» REQUEST: Scan the material that follows. Copy every line containing the word "REVOLUTIONS".

++++++++++++++++++++

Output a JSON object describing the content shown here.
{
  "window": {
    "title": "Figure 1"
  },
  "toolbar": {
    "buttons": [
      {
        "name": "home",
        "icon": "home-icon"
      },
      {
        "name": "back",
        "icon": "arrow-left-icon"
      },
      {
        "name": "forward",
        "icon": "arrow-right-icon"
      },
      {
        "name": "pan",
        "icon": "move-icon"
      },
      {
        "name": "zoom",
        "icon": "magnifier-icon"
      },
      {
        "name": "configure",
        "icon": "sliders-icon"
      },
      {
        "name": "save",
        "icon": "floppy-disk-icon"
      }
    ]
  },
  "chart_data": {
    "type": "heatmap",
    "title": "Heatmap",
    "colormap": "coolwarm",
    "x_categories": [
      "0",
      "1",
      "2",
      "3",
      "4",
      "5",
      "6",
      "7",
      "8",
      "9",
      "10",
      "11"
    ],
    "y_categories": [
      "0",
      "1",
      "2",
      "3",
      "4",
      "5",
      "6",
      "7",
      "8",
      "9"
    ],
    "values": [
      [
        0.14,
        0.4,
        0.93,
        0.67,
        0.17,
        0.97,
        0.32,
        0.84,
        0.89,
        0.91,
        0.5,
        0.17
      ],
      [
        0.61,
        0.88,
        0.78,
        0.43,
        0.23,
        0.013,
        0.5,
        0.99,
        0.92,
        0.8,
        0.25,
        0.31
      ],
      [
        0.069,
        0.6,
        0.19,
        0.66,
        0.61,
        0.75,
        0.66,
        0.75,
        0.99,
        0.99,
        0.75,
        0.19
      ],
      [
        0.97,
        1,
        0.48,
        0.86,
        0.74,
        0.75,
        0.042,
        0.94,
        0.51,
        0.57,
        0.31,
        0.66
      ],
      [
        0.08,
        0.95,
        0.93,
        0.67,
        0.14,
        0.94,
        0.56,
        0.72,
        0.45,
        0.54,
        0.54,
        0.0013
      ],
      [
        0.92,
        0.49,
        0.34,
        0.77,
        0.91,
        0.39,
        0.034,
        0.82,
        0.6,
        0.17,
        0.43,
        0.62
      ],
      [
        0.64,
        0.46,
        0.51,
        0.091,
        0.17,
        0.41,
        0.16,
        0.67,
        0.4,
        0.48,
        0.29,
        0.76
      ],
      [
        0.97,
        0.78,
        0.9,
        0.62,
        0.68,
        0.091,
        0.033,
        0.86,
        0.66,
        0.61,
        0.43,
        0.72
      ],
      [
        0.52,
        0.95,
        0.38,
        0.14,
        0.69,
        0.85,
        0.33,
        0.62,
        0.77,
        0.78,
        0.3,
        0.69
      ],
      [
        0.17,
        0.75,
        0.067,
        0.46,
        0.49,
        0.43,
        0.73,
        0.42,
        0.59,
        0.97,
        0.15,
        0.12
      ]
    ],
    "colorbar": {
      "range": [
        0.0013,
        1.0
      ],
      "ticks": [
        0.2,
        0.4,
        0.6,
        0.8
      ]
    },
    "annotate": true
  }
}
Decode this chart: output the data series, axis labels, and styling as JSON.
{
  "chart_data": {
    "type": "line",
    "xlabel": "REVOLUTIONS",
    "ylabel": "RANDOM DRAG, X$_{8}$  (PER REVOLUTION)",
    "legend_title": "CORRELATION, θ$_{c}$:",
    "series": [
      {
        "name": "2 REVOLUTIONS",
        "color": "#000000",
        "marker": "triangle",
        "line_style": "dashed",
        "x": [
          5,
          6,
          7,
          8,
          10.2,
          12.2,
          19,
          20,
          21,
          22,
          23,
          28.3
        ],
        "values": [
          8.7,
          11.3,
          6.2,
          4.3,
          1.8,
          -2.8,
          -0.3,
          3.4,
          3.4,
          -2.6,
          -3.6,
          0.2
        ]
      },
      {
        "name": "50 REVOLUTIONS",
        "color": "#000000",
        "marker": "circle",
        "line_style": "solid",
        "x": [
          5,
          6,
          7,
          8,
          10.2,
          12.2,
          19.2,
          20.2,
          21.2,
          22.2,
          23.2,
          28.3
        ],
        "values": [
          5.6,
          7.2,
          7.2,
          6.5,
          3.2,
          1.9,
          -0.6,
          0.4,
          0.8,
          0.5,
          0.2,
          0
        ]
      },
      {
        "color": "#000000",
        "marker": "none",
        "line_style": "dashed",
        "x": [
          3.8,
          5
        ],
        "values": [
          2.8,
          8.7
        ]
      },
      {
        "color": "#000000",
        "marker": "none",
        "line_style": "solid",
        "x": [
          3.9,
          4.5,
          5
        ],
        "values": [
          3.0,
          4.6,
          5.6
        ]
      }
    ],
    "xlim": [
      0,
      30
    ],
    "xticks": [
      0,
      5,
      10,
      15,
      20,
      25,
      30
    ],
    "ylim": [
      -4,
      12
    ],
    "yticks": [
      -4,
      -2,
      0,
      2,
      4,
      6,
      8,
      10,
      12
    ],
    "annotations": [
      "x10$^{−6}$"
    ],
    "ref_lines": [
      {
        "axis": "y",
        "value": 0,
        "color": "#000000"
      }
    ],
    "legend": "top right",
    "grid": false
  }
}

++++++++++++++++++++

» RESPONSE:
    "xlabel": "REVOLUTIONS",
        "name": "2 REVOLUTIONS",
        "name": "50 REVOLUTIONS",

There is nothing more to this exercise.